Requirement: Transcribe the material in full. Nothing should differ except that the pictures are left out.

Supplied records:

***

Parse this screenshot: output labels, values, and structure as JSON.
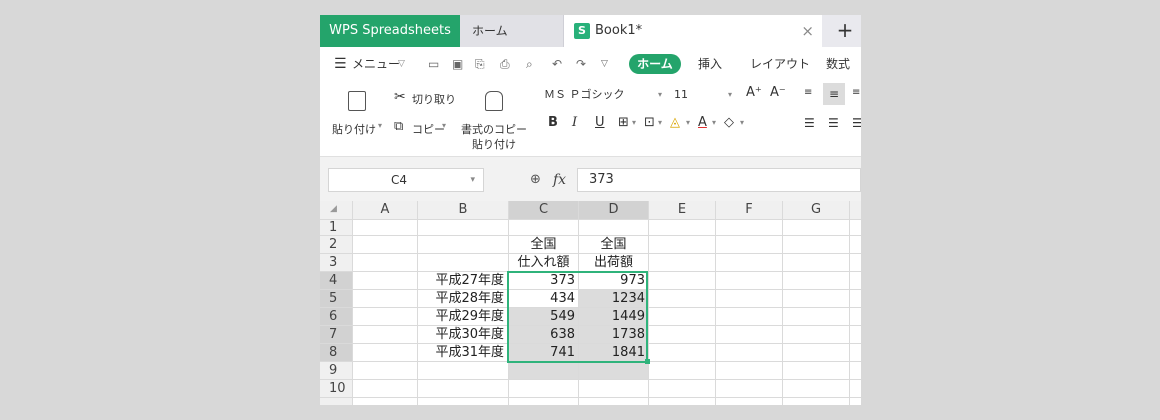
{
  "tabs": {
    "brand": "WPS Spreadsheets",
    "home": "ホーム",
    "book": "Book1*",
    "book_icon": "S",
    "close": "×",
    "add": "+"
  },
  "menu": {
    "menu_label": "メニュー",
    "home": "ホーム",
    "insert": "挿入",
    "layout": "レイアウト",
    "formulas": "数式"
  },
  "ribbon": {
    "cut": "切り取り",
    "paste": "貼り付け",
    "copy": "コピー",
    "format_paste_1": "書式のコピー",
    "format_paste_2": "貼り付け",
    "font": "ＭＳ Ｐゴシック",
    "size": "11",
    "bold": "B",
    "italic": "I",
    "underline": "U"
  },
  "formula_bar": {
    "cell_ref": "C4",
    "fx": "fx",
    "value": "373"
  },
  "columns": [
    "A",
    "B",
    "C",
    "D",
    "E",
    "F",
    "G"
  ],
  "rows": [
    "1",
    "2",
    "3",
    "4",
    "5",
    "6",
    "7",
    "8",
    "9",
    "10"
  ],
  "cells": {
    "C2": "全国",
    "D2": "全国",
    "C3": "仕入れ額",
    "D3": "出荷額",
    "B4": "平成27年度",
    "C4": "373",
    "D4": "973",
    "B5": "平成28年度",
    "C5": "434",
    "D5": "1234",
    "B6": "平成29年度",
    "C6": "549",
    "D6": "1449",
    "B7": "平成30年度",
    "C7": "638",
    "D7": "1738",
    "B8": "平成31年度",
    "C8": "741",
    "D8": "1841"
  },
  "colors": {
    "accent": "#24a46b",
    "selection_border": "#2fb37b"
  }
}
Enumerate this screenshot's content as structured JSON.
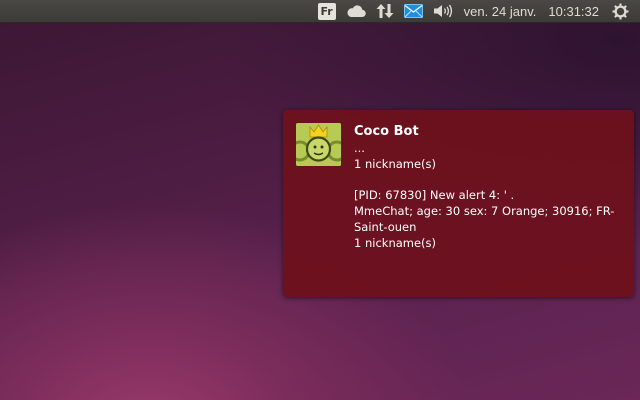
{
  "panel": {
    "keyboard_layout": "Fr",
    "date": "ven. 24 janv.",
    "time": "10:31:32",
    "icons": [
      "keyboard-layout-icon",
      "cloud-icon",
      "network-updown-icon",
      "mail-icon",
      "volume-icon",
      "session-gear-icon"
    ],
    "mail_color": "#1f8fdc"
  },
  "notification": {
    "title": "Coco Bot",
    "line1": "...",
    "line2": "1 nickname(s)",
    "alert": "[PID: 67830] New alert 4: ' .",
    "detail": "MmeChat; age: 30 sex: 7 Orange; 30916; FR-Saint-ouen",
    "footer": "1 nickname(s)",
    "background_color": "#6d111d",
    "icon_color": "#b8ca56"
  }
}
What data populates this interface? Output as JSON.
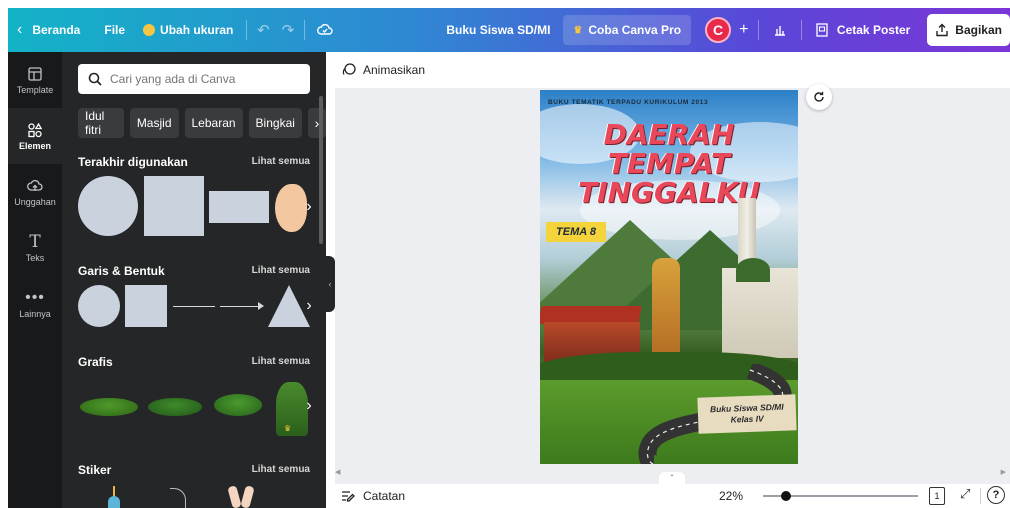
{
  "topbar": {
    "back_label": "Beranda",
    "file_label": "File",
    "resize_label": "Ubah ukuran",
    "doc_title": "Buku Siswa SD/MI",
    "try_pro_label": "Coba Canva Pro",
    "avatar_letter": "C",
    "print_label": "Cetak Poster",
    "share_label": "Bagikan"
  },
  "rail": [
    {
      "label": "Template",
      "icon": "template-icon"
    },
    {
      "label": "Elemen",
      "icon": "elements-icon"
    },
    {
      "label": "Unggahan",
      "icon": "upload-icon"
    },
    {
      "label": "Teks",
      "icon": "text-icon"
    },
    {
      "label": "Lainnya",
      "icon": "more-icon"
    }
  ],
  "panel": {
    "search_placeholder": "Cari yang ada di Canva",
    "chips": [
      "Idul fitri",
      "Masjid",
      "Lebaran",
      "Bingkai"
    ],
    "see_all": "Lihat semua",
    "sections": [
      "Terakhir digunakan",
      "Garis & Bentuk",
      "Grafis",
      "Stiker"
    ]
  },
  "canvas": {
    "animate_label": "Animasikan",
    "notes_label": "Catatan",
    "zoom": "22%",
    "page_number": "1",
    "zoom_fraction": 0.15
  },
  "poster": {
    "header": "BUKU TEMATIK TERPADU KURIKULUM 2013",
    "title_1": "DAERAH",
    "title_2": "TEMPAT",
    "title_3": "TINGGALKU",
    "theme": "TEMA 8",
    "book_1": "Buku Siswa SD/MI",
    "book_2": "Kelas IV"
  },
  "colors": {
    "accent_title": "#e8485a",
    "theme_badge": "#f5d33a",
    "panel_bg": "#252627"
  }
}
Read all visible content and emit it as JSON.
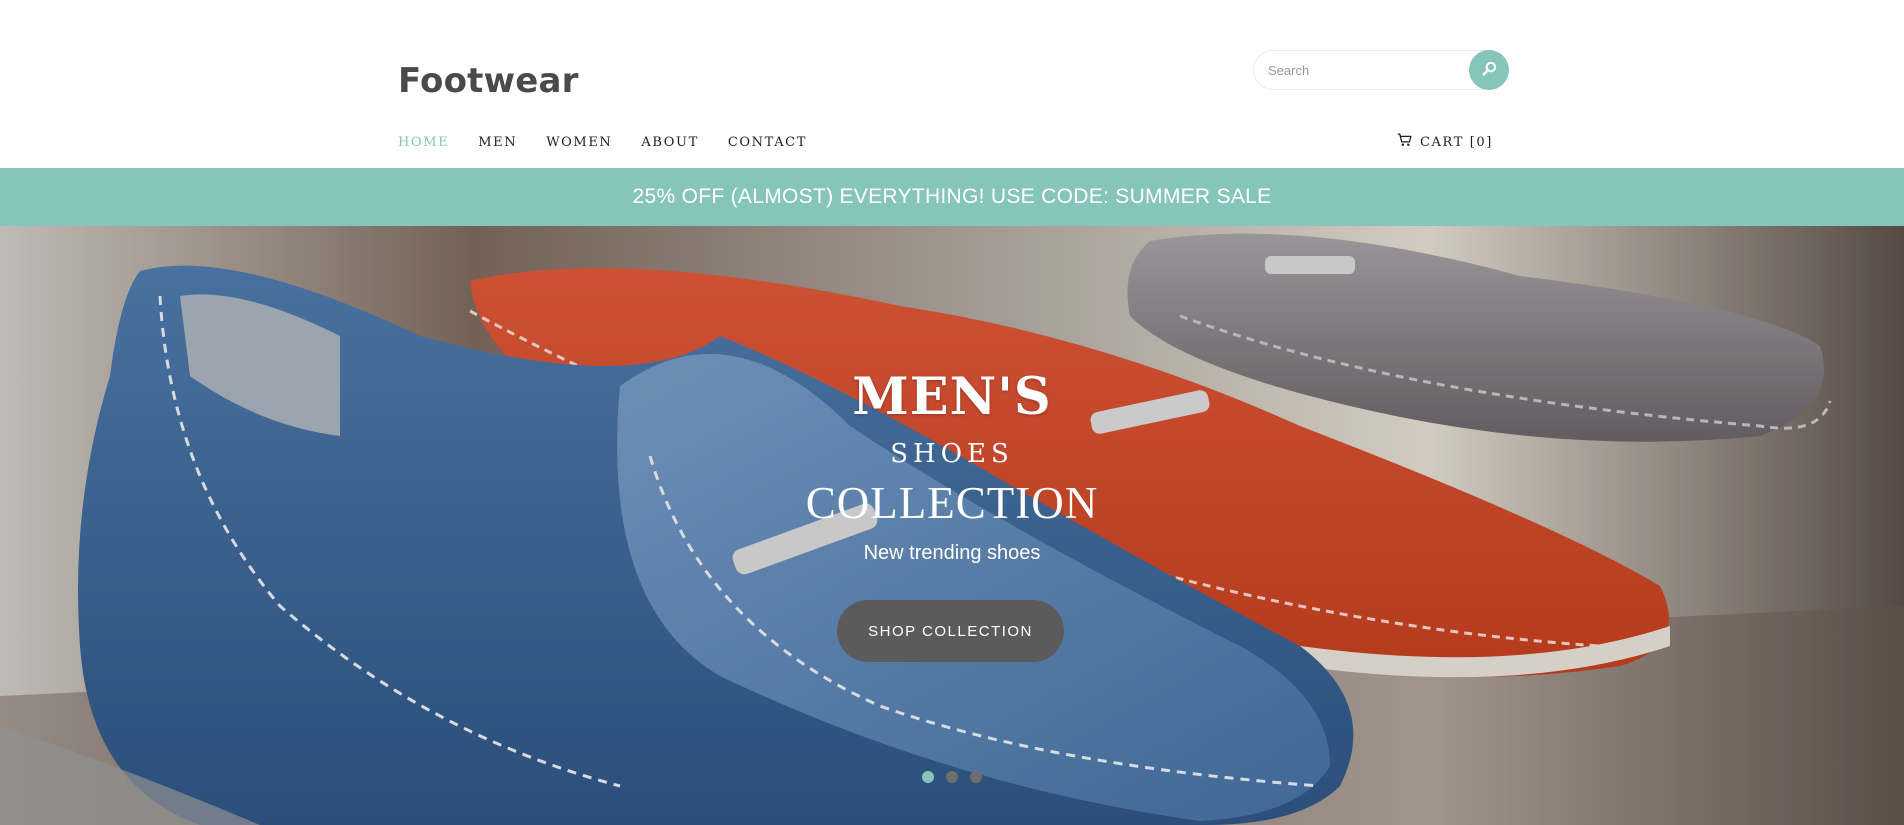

***

Problem solution:
Parse this screenshot: output labels, values, and structure as JSON.
{
  "tabs": {
    "brand": "WPS Spreadsheets",
    "home": "ホーム",
    "book": "Book1*",
    "book_icon": "S",
    "close": "×",
    "add": "+"
  },
  "menu": {
    "menu_label": "メニュー",
    "home": "ホーム",
    "insert": "挿入",
    "layout": "レイアウト",
    "formulas": "数式"
  },
  "ribbon": {
    "cut": "切り取り",
    "paste": "貼り付け",
    "copy": "コピー",
    "format_paste_1": "書式のコピー",
    "format_paste_2": "貼り付け",
    "font": "ＭＳ Ｐゴシック",
    "size": "11",
    "bold": "B",
    "italic": "I",
    "underline": "U"
  },
  "formula_bar": {
    "cell_ref": "C4",
    "fx": "fx",
    "value": "373"
  },
  "columns": [
    "A",
    "B",
    "C",
    "D",
    "E",
    "F",
    "G"
  ],
  "rows": [
    "1",
    "2",
    "3",
    "4",
    "5",
    "6",
    "7",
    "8",
    "9",
    "10"
  ],
  "cells": {
    "C2": "全国",
    "D2": "全国",
    "C3": "仕入れ額",
    "D3": "出荷額",
    "B4": "平成27年度",
    "C4": "373",
    "D4": "973",
    "B5": "平成28年度",
    "C5": "434",
    "D5": "1234",
    "B6": "平成29年度",
    "C6": "549",
    "D6": "1449",
    "B7": "平成30年度",
    "C7": "638",
    "D7": "1738",
    "B8": "平成31年度",
    "C8": "741",
    "D8": "1841"
  },
  "colors": {
    "accent": "#24a46b",
    "selection_border": "#2fb37b"
  }
}
Enumerate this screenshot's content as structured JSON.
{
  "panel": {
    "keyboard_layout": "Fr",
    "date": "ven. 24 janv.",
    "time": "10:31:32",
    "icons": [
      "keyboard-layout-icon",
      "cloud-icon",
      "network-updown-icon",
      "mail-icon",
      "volume-icon",
      "session-gear-icon"
    ],
    "mail_color": "#1f8fdc"
  },
  "notification": {
    "title": "Coco Bot",
    "line1": "...",
    "line2": "1 nickname(s)",
    "alert": "[PID: 67830] New alert 4: ' .",
    "detail": "MmeChat; age: 30 sex: 7 Orange; 30916; FR-Saint-ouen",
    "footer": "1 nickname(s)",
    "background_color": "#6d111d",
    "icon_color": "#b8ca56"
  }
}
What data populates this interface? Output as JSON.
{
  "topbar": {
    "back_label": "Beranda",
    "file_label": "File",
    "resize_label": "Ubah ukuran",
    "doc_title": "Buku Siswa SD/MI",
    "try_pro_label": "Coba Canva Pro",
    "avatar_letter": "C",
    "print_label": "Cetak Poster",
    "share_label": "Bagikan"
  },
  "rail": [
    {
      "label": "Template",
      "icon": "template-icon"
    },
    {
      "label": "Elemen",
      "icon": "elements-icon"
    },
    {
      "label": "Unggahan",
      "icon": "upload-icon"
    },
    {
      "label": "Teks",
      "icon": "text-icon"
    },
    {
      "label": "Lainnya",
      "icon": "more-icon"
    }
  ],
  "panel": {
    "search_placeholder": "Cari yang ada di Canva",
    "chips": [
      "Idul fitri",
      "Masjid",
      "Lebaran",
      "Bingkai"
    ],
    "see_all": "Lihat semua",
    "sections": [
      "Terakhir digunakan",
      "Garis & Bentuk",
      "Grafis",
      "Stiker"
    ]
  },
  "canvas": {
    "animate_label": "Animasikan",
    "notes_label": "Catatan",
    "zoom": "22%",
    "page_number": "1",
    "zoom_fraction": 0.15
  },
  "poster": {
    "header": "BUKU TEMATIK TERPADU KURIKULUM 2013",
    "title_1": "DAERAH",
    "title_2": "TEMPAT",
    "title_3": "TINGGALKU",
    "theme": "TEMA 8",
    "book_1": "Buku Siswa SD/MI",
    "book_2": "Kelas IV"
  },
  "colors": {
    "accent_title": "#e8485a",
    "theme_badge": "#f5d33a",
    "panel_bg": "#252627"
  }
}
Read all visible content and emit it as JSON.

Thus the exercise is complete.